▸ Stated task
Extract the complete listing and repeat it word for word.

▸ Material provided
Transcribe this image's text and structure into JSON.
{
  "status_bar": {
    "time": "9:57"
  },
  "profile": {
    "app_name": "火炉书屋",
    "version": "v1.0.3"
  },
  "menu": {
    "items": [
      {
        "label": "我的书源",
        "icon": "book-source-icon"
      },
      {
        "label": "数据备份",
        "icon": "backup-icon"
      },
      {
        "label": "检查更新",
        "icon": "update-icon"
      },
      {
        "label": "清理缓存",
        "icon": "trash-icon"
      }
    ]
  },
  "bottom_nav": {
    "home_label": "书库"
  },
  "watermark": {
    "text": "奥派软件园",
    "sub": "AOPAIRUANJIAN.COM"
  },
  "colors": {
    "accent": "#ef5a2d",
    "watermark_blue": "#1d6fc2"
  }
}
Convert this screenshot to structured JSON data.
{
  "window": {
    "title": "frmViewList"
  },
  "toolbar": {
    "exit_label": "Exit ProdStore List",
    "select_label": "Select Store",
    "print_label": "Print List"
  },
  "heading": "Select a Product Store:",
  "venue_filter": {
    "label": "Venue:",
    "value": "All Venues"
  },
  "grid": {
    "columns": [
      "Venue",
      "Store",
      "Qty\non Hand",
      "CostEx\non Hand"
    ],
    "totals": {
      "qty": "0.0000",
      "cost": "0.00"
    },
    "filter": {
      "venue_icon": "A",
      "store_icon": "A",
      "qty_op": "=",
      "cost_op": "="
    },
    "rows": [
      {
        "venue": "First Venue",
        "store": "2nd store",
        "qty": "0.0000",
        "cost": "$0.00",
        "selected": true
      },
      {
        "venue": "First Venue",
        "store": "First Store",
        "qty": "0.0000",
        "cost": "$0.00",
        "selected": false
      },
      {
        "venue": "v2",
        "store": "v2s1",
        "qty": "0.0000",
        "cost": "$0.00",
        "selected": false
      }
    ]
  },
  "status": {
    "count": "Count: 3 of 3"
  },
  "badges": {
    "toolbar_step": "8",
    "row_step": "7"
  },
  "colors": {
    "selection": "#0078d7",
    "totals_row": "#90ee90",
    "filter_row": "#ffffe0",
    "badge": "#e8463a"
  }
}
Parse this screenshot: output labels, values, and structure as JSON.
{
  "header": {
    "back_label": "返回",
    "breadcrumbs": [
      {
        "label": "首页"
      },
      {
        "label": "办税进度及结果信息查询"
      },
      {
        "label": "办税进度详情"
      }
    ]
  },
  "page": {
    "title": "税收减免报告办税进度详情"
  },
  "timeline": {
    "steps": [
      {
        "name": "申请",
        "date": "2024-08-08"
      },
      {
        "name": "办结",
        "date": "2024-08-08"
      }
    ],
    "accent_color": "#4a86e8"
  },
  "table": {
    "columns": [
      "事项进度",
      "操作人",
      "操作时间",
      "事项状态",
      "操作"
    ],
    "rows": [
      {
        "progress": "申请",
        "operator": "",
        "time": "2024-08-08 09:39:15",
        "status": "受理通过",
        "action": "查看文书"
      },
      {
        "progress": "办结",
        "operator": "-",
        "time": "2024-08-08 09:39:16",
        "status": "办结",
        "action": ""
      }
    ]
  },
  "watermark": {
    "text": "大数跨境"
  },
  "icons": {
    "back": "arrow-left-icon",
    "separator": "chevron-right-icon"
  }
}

▸ Answer
Transcribe this image's text and structure into JSON.
{
  "status_bar": {
    "time": "9:57"
  },
  "profile": {
    "app_name": "火炉书屋",
    "version": "v1.0.3"
  },
  "menu": {
    "items": [
      {
        "label": "我的书源",
        "icon": "book-source-icon"
      },
      {
        "label": "数据备份",
        "icon": "backup-icon"
      },
      {
        "label": "检查更新",
        "icon": "update-icon"
      },
      {
        "label": "清理缓存",
        "icon": "trash-icon"
      }
    ]
  },
  "bottom_nav": {
    "home_label": "书库"
  },
  "watermark": {
    "text": "奥派软件园",
    "sub": "AOPAIRUANJIAN.COM"
  },
  "colors": {
    "accent": "#ef5a2d",
    "watermark_blue": "#1d6fc2"
  }
}
Convert this screenshot to structured JSON data.
{
  "window": {
    "title": "frmViewList"
  },
  "toolbar": {
    "exit_label": "Exit ProdStore List",
    "select_label": "Select Store",
    "print_label": "Print List"
  },
  "heading": "Select a Product Store:",
  "venue_filter": {
    "label": "Venue:",
    "value": "All Venues"
  },
  "grid": {
    "columns": [
      "Venue",
      "Store",
      "Qty\non Hand",
      "CostEx\non Hand"
    ],
    "totals": {
      "qty": "0.0000",
      "cost": "0.00"
    },
    "filter": {
      "venue_icon": "A",
      "store_icon": "A",
      "qty_op": "=",
      "cost_op": "="
    },
    "rows": [
      {
        "venue": "First Venue",
        "store": "2nd store",
        "qty": "0.0000",
        "cost": "$0.00",
        "selected": true
      },
      {
        "venue": "First Venue",
        "store": "First Store",
        "qty": "0.0000",
        "cost": "$0.00",
        "selected": false
      },
      {
        "venue": "v2",
        "store": "v2s1",
        "qty": "0.0000",
        "cost": "$0.00",
        "selected": false
      }
    ]
  },
  "status": {
    "count": "Count: 3 of 3"
  },
  "badges": {
    "toolbar_step": "8",
    "row_step": "7"
  },
  "colors": {
    "selection": "#0078d7",
    "totals_row": "#90ee90",
    "filter_row": "#ffffe0",
    "badge": "#e8463a"
  }
}
Parse this screenshot: output labels, values, and structure as JSON.
{
  "header": {
    "back_label": "返回",
    "breadcrumbs": [
      {
        "label": "首页"
      },
      {
        "label": "办税进度及结果信息查询"
      },
      {
        "label": "办税进度详情"
      }
    ]
  },
  "page": {
    "title": "税收减免报告办税进度详情"
  },
  "timeline": {
    "steps": [
      {
        "name": "申请",
        "date": "2024-08-08"
      },
      {
        "name": "办结",
        "date": "2024-08-08"
      }
    ],
    "accent_color": "#4a86e8"
  },
  "table": {
    "columns": [
      "事项进度",
      "操作人",
      "操作时间",
      "事项状态",
      "操作"
    ],
    "rows": [
      {
        "progress": "申请",
        "operator": "",
        "time": "2024-08-08 09:39:15",
        "status": "受理通过",
        "action": "查看文书"
      },
      {
        "progress": "办结",
        "operator": "-",
        "time": "2024-08-08 09:39:16",
        "status": "办结",
        "action": ""
      }
    ]
  },
  "watermark": {
    "text": "大数跨境"
  },
  "icons": {
    "back": "arrow-left-icon",
    "separator": "chevron-right-icon"
  }
}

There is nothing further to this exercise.